- Material -
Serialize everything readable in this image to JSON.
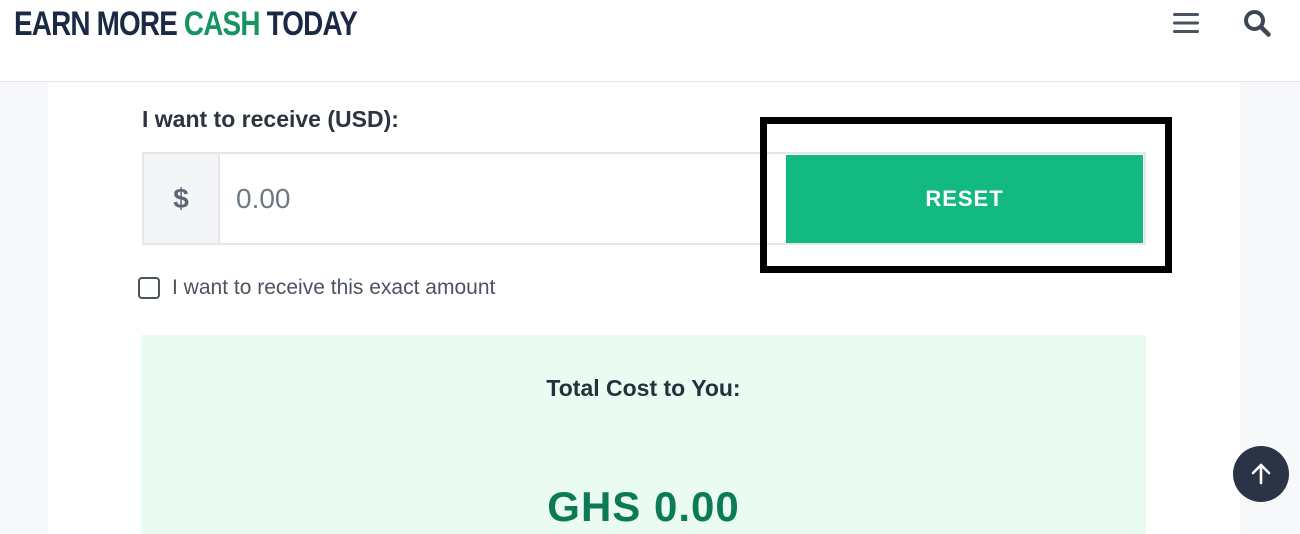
{
  "header": {
    "logo_part1": "EARN MORE ",
    "logo_part2": "CASH",
    "logo_part3": " TODAY",
    "menu_icon": "hamburger-menu-icon",
    "search_icon": "search-icon"
  },
  "form": {
    "label": "I want to receive (USD):",
    "currency_symbol": "$",
    "amount_placeholder": "0.00",
    "reset_label": "RESET",
    "exact_amount_label": "I want to receive this exact amount",
    "exact_amount_checked": false
  },
  "result": {
    "title": "Total Cost to You:",
    "value": "GHS 0.00"
  },
  "colors": {
    "accent": "#12b981",
    "result_value": "#0b7a55",
    "logo_dark": "#1b2a44",
    "logo_green": "#14955f"
  },
  "back_to_top_icon": "arrow-up-icon"
}
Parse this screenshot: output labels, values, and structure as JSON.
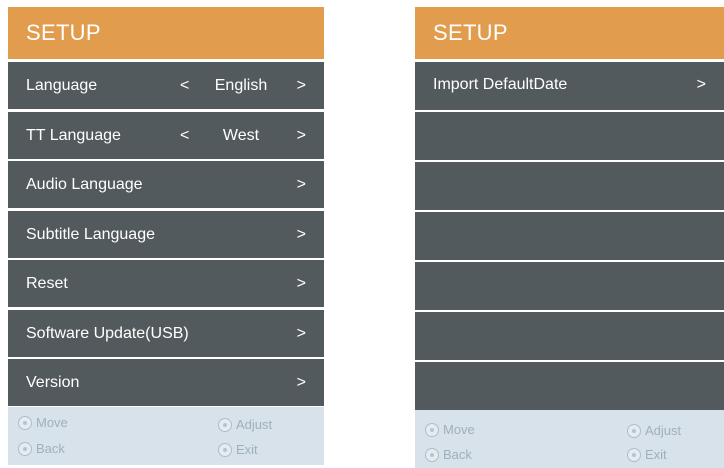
{
  "left_panel": {
    "title": "SETUP",
    "items": [
      {
        "label": "Language",
        "prev": "<",
        "value": "English",
        "next": ">"
      },
      {
        "label": "TT Language",
        "prev": "<",
        "value": "West",
        "next": ">"
      },
      {
        "label": "Audio Language",
        "next": ">"
      },
      {
        "label": "Subtitle Language",
        "next": ">"
      },
      {
        "label": "Reset",
        "next": ">"
      },
      {
        "label": "Software Update(USB)",
        "next": ">"
      },
      {
        "label": "Version",
        "next": ">"
      }
    ],
    "footer": {
      "move": "Move",
      "back": "Back",
      "adjust": "Adjust",
      "exit": "Exit"
    }
  },
  "right_panel": {
    "title": "SETUP",
    "items": [
      {
        "label": "Import DefaultDate",
        "next": ">"
      }
    ],
    "footer": {
      "move": "Move",
      "back": "Back",
      "adjust": "Adjust",
      "exit": "Exit"
    }
  }
}
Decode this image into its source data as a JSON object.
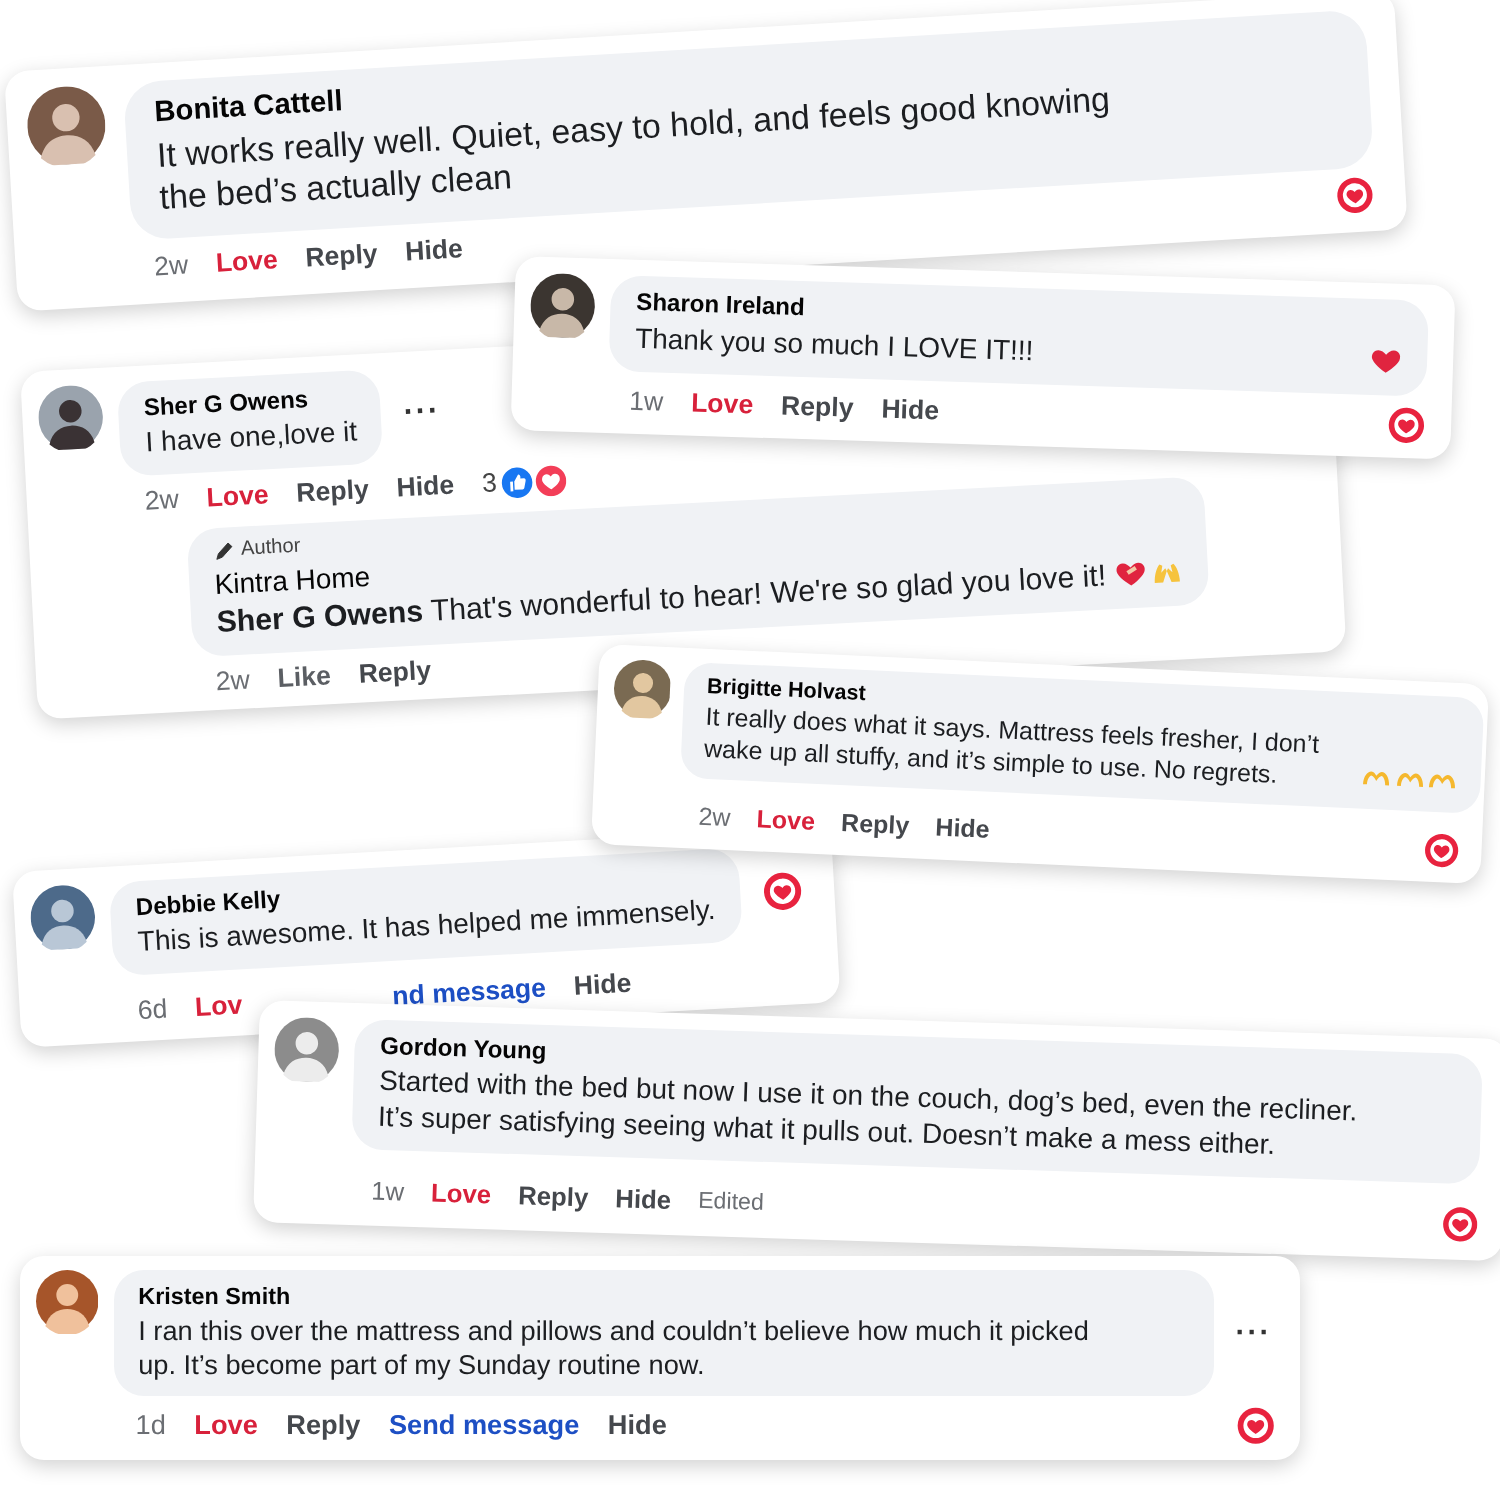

- Directions for this task -
The pictures should not be reproduced; quote all of the other material exactly.

- The output -
Serialize everything readable in this image to JSON.
{
  "header": {
    "logo_part1": "EARN MORE ",
    "logo_part2": "CASH",
    "logo_part3": " TODAY",
    "menu_icon": "hamburger-menu-icon",
    "search_icon": "search-icon"
  },
  "form": {
    "label": "I want to receive (USD):",
    "currency_symbol": "$",
    "amount_placeholder": "0.00",
    "reset_label": "RESET",
    "exact_amount_label": "I want to receive this exact amount",
    "exact_amount_checked": false
  },
  "result": {
    "title": "Total Cost to You:",
    "value": "GHS 0.00"
  },
  "colors": {
    "accent": "#12b981",
    "result_value": "#0b7a55",
    "logo_dark": "#1b2a44",
    "logo_green": "#14955f"
  },
  "back_to_top_icon": "arrow-up-icon"
}
Parse this screenshot: output labels, values, and structure as JSON.
{
  "left_panel": {
    "title": "SETUP",
    "items": [
      {
        "label": "Language",
        "prev": "<",
        "value": "English",
        "next": ">"
      },
      {
        "label": "TT Language",
        "prev": "<",
        "value": "West",
        "next": ">"
      },
      {
        "label": "Audio Language",
        "next": ">"
      },
      {
        "label": "Subtitle Language",
        "next": ">"
      },
      {
        "label": "Reset",
        "next": ">"
      },
      {
        "label": "Software Update(USB)",
        "next": ">"
      },
      {
        "label": "Version",
        "next": ">"
      }
    ],
    "footer": {
      "move": "Move",
      "back": "Back",
      "adjust": "Adjust",
      "exit": "Exit"
    }
  },
  "right_panel": {
    "title": "SETUP",
    "items": [
      {
        "label": "Import DefaultDate",
        "next": ">"
      }
    ],
    "footer": {
      "move": "Move",
      "back": "Back",
      "adjust": "Adjust",
      "exit": "Exit"
    }
  }
}
Decode this image into its source data as a JSON object.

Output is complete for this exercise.